Your tasks
- A) From the passage on the grupetto, list everything it says professional cycling is not about.
- B) Answer these questions from the passage on the grupetto:
(i) Which riders mostly end up in the grupetto?
(ii) For about how long do sprinters ride crazily fast at the end?
(iii) What happens to the sprinters once the Tour starts to climb a mountain?
- C) Resume the passage on the grupetto, starting right after its final sentence.

Document segment
= = = = = = =

No-one sat on and everyone drove as hard as they could.
Matt Stephens, Life in the Grupetto
Here’s the thing about professional cycling. It’s not the lycra, it’s not the drugs, and it’s not the spectacle of Lance talking about himself in the third person as that flawed guy who did the bad things.
It’s the grupetto: the paradoxical collaboration that breaks out among rivals who are struggling at the back of the race, once the whole thing starts climbing uphill. The riders who end up in the grupetto are mostly specialist sprinters. Sprinters are the ones who burst from the pack and ride crazily fast for about ten seconds at the end, but to do this they have to hang on over the whole day with everyone else. Once the bloated caravan of the Tour starts to climb a mountain, the formidably weird biomechanics of the specialist climbers kick in, the peleton swings after them—and the sprinters fall off the back. Watch these super athletes closely and they look as though they’re riding backwards.

= = = = = = =

Dataset rows

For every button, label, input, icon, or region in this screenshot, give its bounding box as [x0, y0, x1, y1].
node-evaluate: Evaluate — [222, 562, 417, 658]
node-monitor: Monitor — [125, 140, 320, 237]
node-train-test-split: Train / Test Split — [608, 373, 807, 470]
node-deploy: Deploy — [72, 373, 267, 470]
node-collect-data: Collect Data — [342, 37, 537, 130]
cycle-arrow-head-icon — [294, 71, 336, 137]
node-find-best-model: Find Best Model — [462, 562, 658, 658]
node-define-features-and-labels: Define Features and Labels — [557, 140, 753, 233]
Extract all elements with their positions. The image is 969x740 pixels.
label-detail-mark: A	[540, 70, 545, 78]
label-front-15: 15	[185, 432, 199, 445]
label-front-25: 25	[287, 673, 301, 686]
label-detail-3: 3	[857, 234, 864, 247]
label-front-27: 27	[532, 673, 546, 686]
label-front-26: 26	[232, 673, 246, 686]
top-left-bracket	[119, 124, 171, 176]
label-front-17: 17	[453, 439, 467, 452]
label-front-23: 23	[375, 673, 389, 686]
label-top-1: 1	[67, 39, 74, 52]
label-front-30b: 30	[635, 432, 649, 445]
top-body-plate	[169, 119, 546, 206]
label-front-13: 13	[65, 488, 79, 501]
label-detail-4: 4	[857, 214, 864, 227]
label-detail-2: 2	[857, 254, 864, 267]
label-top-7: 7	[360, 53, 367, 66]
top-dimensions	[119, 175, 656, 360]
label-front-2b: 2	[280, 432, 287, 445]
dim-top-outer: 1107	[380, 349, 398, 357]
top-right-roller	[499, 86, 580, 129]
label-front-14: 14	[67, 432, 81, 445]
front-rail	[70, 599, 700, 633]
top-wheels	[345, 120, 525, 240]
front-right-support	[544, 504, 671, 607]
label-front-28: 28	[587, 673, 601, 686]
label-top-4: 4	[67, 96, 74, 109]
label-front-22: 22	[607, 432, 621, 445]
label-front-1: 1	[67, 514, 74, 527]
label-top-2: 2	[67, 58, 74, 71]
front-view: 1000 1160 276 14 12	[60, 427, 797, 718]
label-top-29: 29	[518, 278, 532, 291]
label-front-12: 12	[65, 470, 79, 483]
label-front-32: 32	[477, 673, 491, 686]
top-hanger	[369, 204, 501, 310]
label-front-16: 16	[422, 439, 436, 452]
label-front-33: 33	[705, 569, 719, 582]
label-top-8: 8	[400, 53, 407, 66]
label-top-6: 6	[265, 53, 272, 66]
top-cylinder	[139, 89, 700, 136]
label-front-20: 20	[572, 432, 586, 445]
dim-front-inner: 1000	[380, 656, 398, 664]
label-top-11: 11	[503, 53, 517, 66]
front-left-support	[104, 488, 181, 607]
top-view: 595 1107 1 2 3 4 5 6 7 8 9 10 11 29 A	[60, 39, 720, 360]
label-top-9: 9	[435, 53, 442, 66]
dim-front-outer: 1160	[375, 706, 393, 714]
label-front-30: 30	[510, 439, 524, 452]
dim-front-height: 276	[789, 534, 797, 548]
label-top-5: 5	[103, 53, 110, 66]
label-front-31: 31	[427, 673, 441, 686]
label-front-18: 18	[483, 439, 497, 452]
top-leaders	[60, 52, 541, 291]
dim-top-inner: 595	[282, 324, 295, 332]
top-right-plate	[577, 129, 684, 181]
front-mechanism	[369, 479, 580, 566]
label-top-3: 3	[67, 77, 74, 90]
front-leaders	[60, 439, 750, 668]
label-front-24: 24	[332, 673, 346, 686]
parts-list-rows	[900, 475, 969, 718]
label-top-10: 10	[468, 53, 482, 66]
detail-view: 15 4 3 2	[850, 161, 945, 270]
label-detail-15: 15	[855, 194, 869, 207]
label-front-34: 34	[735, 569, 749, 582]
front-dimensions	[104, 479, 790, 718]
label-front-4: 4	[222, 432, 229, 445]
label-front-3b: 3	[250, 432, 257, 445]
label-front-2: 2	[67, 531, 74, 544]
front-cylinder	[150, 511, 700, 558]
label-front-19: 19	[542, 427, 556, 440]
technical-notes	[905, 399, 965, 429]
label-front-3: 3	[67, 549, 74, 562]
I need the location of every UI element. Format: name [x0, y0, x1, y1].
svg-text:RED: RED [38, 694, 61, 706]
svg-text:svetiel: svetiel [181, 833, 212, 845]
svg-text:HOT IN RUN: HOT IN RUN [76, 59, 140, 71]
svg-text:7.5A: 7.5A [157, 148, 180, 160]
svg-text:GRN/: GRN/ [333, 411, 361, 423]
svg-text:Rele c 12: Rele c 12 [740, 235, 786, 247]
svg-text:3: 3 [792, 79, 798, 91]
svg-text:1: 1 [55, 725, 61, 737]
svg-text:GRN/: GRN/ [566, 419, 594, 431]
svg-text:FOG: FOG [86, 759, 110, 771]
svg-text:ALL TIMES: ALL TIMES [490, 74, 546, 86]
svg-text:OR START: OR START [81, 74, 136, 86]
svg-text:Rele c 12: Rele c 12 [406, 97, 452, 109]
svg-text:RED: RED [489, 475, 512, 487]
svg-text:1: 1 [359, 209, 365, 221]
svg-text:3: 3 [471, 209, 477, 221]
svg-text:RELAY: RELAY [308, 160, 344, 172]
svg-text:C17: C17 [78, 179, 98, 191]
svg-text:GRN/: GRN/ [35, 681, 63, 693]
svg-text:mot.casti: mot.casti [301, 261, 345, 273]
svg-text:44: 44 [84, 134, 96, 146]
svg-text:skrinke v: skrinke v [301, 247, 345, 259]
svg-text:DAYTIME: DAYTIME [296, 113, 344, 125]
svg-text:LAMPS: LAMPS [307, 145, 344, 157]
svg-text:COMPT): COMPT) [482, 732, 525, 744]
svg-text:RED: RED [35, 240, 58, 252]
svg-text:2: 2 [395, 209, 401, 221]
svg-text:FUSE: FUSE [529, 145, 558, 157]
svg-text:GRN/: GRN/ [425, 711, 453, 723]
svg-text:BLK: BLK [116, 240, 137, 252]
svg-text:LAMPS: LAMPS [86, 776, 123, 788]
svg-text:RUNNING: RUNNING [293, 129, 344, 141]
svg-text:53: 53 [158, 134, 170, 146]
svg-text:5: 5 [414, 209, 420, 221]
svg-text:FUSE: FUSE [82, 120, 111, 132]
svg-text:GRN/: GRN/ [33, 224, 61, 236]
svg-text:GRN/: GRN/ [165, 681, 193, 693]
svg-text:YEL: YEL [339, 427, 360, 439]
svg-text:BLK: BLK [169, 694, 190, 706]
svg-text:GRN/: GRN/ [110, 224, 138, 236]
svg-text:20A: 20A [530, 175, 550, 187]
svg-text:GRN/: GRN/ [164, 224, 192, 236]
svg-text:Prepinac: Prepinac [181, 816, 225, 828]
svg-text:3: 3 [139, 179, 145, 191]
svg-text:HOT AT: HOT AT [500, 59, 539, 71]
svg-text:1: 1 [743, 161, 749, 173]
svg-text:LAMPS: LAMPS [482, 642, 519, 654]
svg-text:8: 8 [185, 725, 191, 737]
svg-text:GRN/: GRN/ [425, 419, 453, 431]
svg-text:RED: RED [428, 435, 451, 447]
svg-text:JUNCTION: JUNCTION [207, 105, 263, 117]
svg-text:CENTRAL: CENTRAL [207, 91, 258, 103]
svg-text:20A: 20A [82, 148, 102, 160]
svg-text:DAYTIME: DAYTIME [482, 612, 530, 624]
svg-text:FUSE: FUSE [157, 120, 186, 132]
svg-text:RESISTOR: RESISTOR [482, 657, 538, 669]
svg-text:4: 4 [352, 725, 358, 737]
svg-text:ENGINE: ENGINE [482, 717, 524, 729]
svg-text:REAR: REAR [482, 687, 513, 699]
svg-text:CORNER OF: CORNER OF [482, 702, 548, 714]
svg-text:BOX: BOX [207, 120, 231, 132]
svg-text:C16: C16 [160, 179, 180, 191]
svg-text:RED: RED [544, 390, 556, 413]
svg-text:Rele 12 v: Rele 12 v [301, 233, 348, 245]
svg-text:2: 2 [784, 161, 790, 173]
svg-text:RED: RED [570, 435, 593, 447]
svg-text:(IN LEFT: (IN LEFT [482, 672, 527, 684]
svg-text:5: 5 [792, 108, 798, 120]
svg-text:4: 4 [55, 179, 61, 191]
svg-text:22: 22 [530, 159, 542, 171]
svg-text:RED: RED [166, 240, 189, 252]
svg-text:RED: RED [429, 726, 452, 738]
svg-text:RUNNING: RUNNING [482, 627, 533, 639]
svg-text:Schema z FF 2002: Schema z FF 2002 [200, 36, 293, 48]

= = = = = = =

Per-task answers
- A) The lycra; the drugs; the spectacle of Lance talking about himself in the third person as that flawed guy who did the bad things.

- B)
(i) Specialist sprinters.
(ii) About ten seconds.
(iii) They fall off the back.

- C)
The loneliness and stress of their predicament is extraordinary. If each tries to get over the mountain on their own, they’ll struggle to avoid time-based elimination, because the physics of road racing decisively favours a pack riding together over an individual struggling alone into a headwind. But it’s as individuals that they stand to lose.
Why don’t professional cyclists panic when they fall behind on these savage gradients? Why don’t they quit? It’s because they have a plan. They’re waiting. They know that in the tradition of their discipline, a grupetto will form and pick them up, and an experienced leader will emerge and take charge of the group. The grupetto will form afresh every time, taking in those who show up on the day, and sharing out the work of riding as they have to, so that they can all stay in touch with the action at the front. They have to trust each other, and work together.
Here’s a bit more from Matt Stephens’ reflection on the meaning of the grupetto:
In the Grupetto team tactics and rivalries are put to one side and a unique camaraderie flourishes with the theme of one common aim; to arrive at the finish safely and inside the time limit.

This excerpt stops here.